#### Material for this task ####
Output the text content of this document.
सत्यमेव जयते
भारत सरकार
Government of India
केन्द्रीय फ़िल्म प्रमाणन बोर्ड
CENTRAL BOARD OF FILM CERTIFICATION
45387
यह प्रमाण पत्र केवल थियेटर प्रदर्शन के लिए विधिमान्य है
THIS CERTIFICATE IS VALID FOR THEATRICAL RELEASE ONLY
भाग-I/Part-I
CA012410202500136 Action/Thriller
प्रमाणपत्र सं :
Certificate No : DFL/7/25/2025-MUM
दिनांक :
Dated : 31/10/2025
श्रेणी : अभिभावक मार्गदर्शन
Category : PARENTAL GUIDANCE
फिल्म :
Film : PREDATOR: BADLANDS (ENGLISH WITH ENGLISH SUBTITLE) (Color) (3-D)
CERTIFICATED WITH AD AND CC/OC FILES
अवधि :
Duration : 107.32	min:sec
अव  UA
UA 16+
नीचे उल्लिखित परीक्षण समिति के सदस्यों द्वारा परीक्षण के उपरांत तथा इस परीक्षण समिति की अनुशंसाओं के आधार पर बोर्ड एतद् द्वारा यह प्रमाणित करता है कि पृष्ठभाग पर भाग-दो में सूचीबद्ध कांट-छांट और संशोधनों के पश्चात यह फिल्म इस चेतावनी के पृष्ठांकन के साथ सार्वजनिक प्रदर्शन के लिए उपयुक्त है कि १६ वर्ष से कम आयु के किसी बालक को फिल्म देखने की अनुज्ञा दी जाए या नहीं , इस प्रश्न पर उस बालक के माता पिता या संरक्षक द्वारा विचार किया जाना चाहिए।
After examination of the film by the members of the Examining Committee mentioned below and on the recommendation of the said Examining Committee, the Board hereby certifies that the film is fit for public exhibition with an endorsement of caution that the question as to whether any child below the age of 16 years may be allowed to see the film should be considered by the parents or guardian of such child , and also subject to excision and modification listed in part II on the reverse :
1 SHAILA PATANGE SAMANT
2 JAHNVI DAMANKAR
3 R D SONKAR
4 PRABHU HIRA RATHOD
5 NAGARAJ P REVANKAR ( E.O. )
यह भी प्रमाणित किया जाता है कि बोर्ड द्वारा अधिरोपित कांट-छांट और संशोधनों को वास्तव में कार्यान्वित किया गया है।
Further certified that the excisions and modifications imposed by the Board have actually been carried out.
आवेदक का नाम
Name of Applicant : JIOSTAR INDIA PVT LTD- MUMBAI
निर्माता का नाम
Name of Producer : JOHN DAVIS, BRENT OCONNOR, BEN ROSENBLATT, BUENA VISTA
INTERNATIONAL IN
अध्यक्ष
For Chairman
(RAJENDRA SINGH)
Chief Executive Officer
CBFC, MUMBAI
####
• Task brief:
Copy each line of the data above that holds "MUMBAI".

• Response:
Name of Applicant : JIOSTAR INDIA PVT LTD- MUMBAI
CBFC, MUMBAI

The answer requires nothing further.